● **Problem details**
Quote all entries in full, exactly.

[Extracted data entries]
┄┄┄┄┄┄┄┄┄┄┄┄┄┄┄┄┄┄┄┄

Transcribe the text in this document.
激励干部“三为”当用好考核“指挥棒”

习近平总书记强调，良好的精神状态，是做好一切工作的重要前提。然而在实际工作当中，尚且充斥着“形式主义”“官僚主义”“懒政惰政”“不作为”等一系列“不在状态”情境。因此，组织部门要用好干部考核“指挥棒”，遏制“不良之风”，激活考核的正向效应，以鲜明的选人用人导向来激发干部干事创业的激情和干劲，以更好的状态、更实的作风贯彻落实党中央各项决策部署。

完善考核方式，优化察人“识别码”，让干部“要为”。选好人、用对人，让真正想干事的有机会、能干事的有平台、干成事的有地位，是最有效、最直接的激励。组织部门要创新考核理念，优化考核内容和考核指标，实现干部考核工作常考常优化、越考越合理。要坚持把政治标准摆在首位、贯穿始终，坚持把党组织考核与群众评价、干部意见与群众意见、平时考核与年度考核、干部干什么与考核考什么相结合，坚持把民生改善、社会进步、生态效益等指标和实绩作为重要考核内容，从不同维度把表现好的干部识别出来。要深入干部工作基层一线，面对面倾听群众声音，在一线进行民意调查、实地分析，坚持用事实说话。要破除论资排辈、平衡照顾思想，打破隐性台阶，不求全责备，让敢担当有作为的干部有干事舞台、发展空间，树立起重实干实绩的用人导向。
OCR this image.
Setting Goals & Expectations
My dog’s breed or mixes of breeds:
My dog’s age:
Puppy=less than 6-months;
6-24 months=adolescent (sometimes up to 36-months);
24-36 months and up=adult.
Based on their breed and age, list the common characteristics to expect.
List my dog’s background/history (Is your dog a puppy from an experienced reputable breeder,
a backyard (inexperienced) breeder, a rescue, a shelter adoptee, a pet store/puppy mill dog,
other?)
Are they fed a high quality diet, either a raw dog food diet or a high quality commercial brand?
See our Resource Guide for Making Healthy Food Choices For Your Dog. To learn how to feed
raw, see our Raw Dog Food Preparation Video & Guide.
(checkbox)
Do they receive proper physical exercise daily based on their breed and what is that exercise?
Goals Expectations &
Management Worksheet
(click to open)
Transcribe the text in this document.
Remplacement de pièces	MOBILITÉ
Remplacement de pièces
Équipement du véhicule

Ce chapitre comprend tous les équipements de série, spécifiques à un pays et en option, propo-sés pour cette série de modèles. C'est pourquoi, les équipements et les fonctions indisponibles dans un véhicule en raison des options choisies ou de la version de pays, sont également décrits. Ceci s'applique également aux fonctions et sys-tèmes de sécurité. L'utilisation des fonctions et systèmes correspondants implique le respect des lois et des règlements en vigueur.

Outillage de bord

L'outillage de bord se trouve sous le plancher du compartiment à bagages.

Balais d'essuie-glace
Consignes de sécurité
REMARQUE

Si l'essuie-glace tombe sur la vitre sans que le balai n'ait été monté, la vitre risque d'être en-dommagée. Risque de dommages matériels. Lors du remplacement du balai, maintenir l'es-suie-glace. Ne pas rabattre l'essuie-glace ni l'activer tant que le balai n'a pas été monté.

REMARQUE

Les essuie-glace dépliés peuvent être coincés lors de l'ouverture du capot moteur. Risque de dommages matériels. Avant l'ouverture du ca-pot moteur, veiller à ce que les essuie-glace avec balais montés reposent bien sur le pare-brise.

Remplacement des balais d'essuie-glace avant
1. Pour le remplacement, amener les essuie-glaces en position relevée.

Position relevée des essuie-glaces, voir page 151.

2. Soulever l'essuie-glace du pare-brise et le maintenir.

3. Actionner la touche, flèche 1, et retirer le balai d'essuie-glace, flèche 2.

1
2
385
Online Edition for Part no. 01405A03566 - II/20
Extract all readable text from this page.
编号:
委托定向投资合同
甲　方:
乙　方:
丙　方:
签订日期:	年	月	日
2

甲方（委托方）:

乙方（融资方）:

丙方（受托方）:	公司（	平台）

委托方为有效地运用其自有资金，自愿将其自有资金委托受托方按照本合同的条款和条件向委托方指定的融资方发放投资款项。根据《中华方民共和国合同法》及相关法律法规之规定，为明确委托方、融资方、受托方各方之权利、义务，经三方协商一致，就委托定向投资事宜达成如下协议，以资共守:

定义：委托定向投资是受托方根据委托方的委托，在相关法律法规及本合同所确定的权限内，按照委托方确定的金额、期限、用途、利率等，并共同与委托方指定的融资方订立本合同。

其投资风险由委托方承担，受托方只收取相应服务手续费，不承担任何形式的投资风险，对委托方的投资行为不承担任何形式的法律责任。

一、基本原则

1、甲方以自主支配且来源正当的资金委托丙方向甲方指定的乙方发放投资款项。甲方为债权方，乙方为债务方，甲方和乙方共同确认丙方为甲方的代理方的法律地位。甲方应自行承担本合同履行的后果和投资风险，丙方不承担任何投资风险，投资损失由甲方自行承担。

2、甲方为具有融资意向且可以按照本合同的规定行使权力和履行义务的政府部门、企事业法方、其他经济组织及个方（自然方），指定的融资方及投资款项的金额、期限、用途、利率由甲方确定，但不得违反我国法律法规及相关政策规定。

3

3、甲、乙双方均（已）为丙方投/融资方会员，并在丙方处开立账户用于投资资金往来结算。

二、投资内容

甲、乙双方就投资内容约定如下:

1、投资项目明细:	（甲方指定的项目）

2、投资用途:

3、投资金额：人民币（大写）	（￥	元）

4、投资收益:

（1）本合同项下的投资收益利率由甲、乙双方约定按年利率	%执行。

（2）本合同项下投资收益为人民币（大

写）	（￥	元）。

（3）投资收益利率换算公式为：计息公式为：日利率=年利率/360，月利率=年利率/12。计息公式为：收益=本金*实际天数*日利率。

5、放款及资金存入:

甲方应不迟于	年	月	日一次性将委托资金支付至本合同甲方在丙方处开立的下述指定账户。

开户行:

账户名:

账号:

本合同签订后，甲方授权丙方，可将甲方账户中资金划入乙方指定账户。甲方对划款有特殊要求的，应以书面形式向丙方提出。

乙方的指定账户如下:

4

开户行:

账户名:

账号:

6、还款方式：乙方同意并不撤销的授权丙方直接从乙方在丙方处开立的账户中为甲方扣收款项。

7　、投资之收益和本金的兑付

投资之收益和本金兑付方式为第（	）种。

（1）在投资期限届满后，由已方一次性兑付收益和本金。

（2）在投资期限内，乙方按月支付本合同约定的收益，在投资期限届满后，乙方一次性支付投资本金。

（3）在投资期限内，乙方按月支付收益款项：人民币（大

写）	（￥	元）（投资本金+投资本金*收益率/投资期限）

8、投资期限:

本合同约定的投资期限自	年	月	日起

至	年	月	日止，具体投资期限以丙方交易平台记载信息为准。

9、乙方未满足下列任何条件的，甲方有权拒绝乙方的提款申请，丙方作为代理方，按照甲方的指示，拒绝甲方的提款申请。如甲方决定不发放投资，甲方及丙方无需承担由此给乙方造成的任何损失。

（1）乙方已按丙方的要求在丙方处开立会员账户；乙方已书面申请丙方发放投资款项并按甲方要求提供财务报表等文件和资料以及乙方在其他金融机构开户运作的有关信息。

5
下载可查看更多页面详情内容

┄┄┄┄┄┄┄┄┄┄┄┄┄┄┄┄┄┄┄┄

● **Task answer**
Transcribe the text in this document.
激励干部“三为”当用好考核“指挥棒”

习近平总书记强调，良好的精神状态，是做好一切工作的重要前提。然而在实际工作当中，尚且充斥着“形式主义”“官僚主义”“懒政惰政”“不作为”等一系列“不在状态”情境。因此，组织部门要用好干部考核“指挥棒”，遏制“不良之风”，激活考核的正向效应，以鲜明的选人用人导向来激发干部干事创业的激情和干劲，以更好的状态、更实的作风贯彻落实党中央各项决策部署。

完善考核方式，优化察人“识别码”，让干部“要为”。选好人、用对人，让真正想干事的有机会、能干事的有平台、干成事的有地位，是最有效、最直接的激励。组织部门要创新考核理念，优化考核内容和考核指标，实现干部考核工作常考常优化、越考越合理。要坚持把政治标准摆在首位、贯穿始终，坚持把党组织考核与群众评价、干部意见与群众意见、平时考核与年度考核、干部干什么与考核考什么相结合，坚持把民生改善、社会进步、生态效益等指标和实绩作为重要考核内容，从不同维度把表现好的干部识别出来。要深入干部工作基层一线，面对面倾听群众声音，在一线进行民意调查、实地分析，坚持用事实说话。要破除论资排辈、平衡照顾思想，打破隐性台阶，不求全责备，让敢担当有作为的干部有干事舞台、发展空间，树立起重实干实绩的用人导向。
OCR this image.
Setting Goals & Expectations
My dog’s breed or mixes of breeds:
My dog’s age:
Puppy=less than 6-months;
6-24 months=adolescent (sometimes up to 36-months);
24-36 months and up=adult.
Based on their breed and age, list the common characteristics to expect.
List my dog’s background/history (Is your dog a puppy from an experienced reputable breeder,
a backyard (inexperienced) breeder, a rescue, a shelter adoptee, a pet store/puppy mill dog,
other?)
Are they fed a high quality diet, either a raw dog food diet or a high quality commercial brand?
See our Resource Guide for Making Healthy Food Choices For Your Dog. To learn how to feed
raw, see our Raw Dog Food Preparation Video & Guide.
(checkbox)
Do they receive proper physical exercise daily based on their breed and what is that exercise?
Goals Expectations &
Management Worksheet
(click to open)
Transcribe the text in this document.
Remplacement de pièces	MOBILITÉ
Remplacement de pièces
Équipement du véhicule

Ce chapitre comprend tous les équipements de série, spécifiques à un pays et en option, propo-sés pour cette série de modèles. C'est pourquoi, les équipements et les fonctions indisponibles dans un véhicule en raison des options choisies ou de la version de pays, sont également décrits. Ceci s'applique également aux fonctions et sys-tèmes de sécurité. L'utilisation des fonctions et systèmes correspondants implique le respect des lois et des règlements en vigueur.

Outillage de bord

L'outillage de bord se trouve sous le plancher du compartiment à bagages.

Balais d'essuie-glace
Consignes de sécurité
REMARQUE

Si l'essuie-glace tombe sur la vitre sans que le balai n'ait été monté, la vitre risque d'être en-dommagée. Risque de dommages matériels. Lors du remplacement du balai, maintenir l'es-suie-glace. Ne pas rabattre l'essuie-glace ni l'activer tant que le balai n'a pas été monté.

REMARQUE

Les essuie-glace dépliés peuvent être coincés lors de l'ouverture du capot moteur. Risque de dommages matériels. Avant l'ouverture du ca-pot moteur, veiller à ce que les essuie-glace avec balais montés reposent bien sur le pare-brise.

Remplacement des balais d'essuie-glace avant
1. Pour le remplacement, amener les essuie-glaces en position relevée.

Position relevée des essuie-glaces, voir page 151.

2. Soulever l'essuie-glace du pare-brise et le maintenir.

3. Actionner la touche, flèche 1, et retirer le balai d'essuie-glace, flèche 2.

1
2
385
Online Edition for Part no. 01405A03566 - II/20
Extract all readable text from this page.
编号:
委托定向投资合同
甲　方:
乙　方:
丙　方:
签订日期:	年	月	日
2

甲方（委托方）:

乙方（融资方）:

丙方（受托方）:	公司（	平台）

委托方为有效地运用其自有资金，自愿将其自有资金委托受托方按照本合同的条款和条件向委托方指定的融资方发放投资款项。根据《中华方民共和国合同法》及相关法律法规之规定，为明确委托方、融资方、受托方各方之权利、义务，经三方协商一致，就委托定向投资事宜达成如下协议，以资共守:

定义：委托定向投资是受托方根据委托方的委托，在相关法律法规及本合同所确定的权限内，按照委托方确定的金额、期限、用途、利率等，并共同与委托方指定的融资方订立本合同。

其投资风险由委托方承担，受托方只收取相应服务手续费，不承担任何形式的投资风险，对委托方的投资行为不承担任何形式的法律责任。

一、基本原则

1、甲方以自主支配且来源正当的资金委托丙方向甲方指定的乙方发放投资款项。甲方为债权方，乙方为债务方，甲方和乙方共同确认丙方为甲方的代理方的法律地位。甲方应自行承担本合同履行的后果和投资风险，丙方不承担任何投资风险，投资损失由甲方自行承担。

2、甲方为具有融资意向且可以按照本合同的规定行使权力和履行义务的政府部门、企事业法方、其他经济组织及个方（自然方），指定的融资方及投资款项的金额、期限、用途、利率由甲方确定，但不得违反我国法律法规及相关政策规定。

3

3、甲、乙双方均（已）为丙方投/融资方会员，并在丙方处开立账户用于投资资金往来结算。

二、投资内容

甲、乙双方就投资内容约定如下:

1、投资项目明细:	（甲方指定的项目）

2、投资用途:

3、投资金额：人民币（大写）	（￥	元）

4、投资收益:

（1）本合同项下的投资收益利率由甲、乙双方约定按年利率	%执行。

（2）本合同项下投资收益为人民币（大

写）	（￥	元）。

（3）投资收益利率换算公式为：计息公式为：日利率=年利率/360，月利率=年利率/12。计息公式为：收益=本金*实际天数*日利率。

5、放款及资金存入:

甲方应不迟于	年	月	日一次性将委托资金支付至本合同甲方在丙方处开立的下述指定账户。

开户行:

账户名:

账号:

本合同签订后，甲方授权丙方，可将甲方账户中资金划入乙方指定账户。甲方对划款有特殊要求的，应以书面形式向丙方提出。

乙方的指定账户如下:

4

开户行:

账户名:

账号:

6、还款方式：乙方同意并不撤销的授权丙方直接从乙方在丙方处开立的账户中为甲方扣收款项。

7　、投资之收益和本金的兑付

投资之收益和本金兑付方式为第（	）种。

（1）在投资期限届满后，由已方一次性兑付收益和本金。

（2）在投资期限内，乙方按月支付本合同约定的收益，在投资期限届满后，乙方一次性支付投资本金。

（3）在投资期限内，乙方按月支付收益款项：人民币（大

写）	（￥	元）（投资本金+投资本金*收益率/投资期限）

8、投资期限:

本合同约定的投资期限自	年	月	日起

至	年	月	日止，具体投资期限以丙方交易平台记载信息为准。

9、乙方未满足下列任何条件的，甲方有权拒绝乙方的提款申请，丙方作为代理方，按照甲方的指示，拒绝甲方的提款申请。如甲方决定不发放投资，甲方及丙方无需承担由此给乙方造成的任何损失。

（1）乙方已按丙方的要求在丙方处开立会员账户；乙方已书面申请丙方发放投资款项并按甲方要求提供财务报表等文件和资料以及乙方在其他金融机构开户运作的有关信息。

5
下载可查看更多页面详情内容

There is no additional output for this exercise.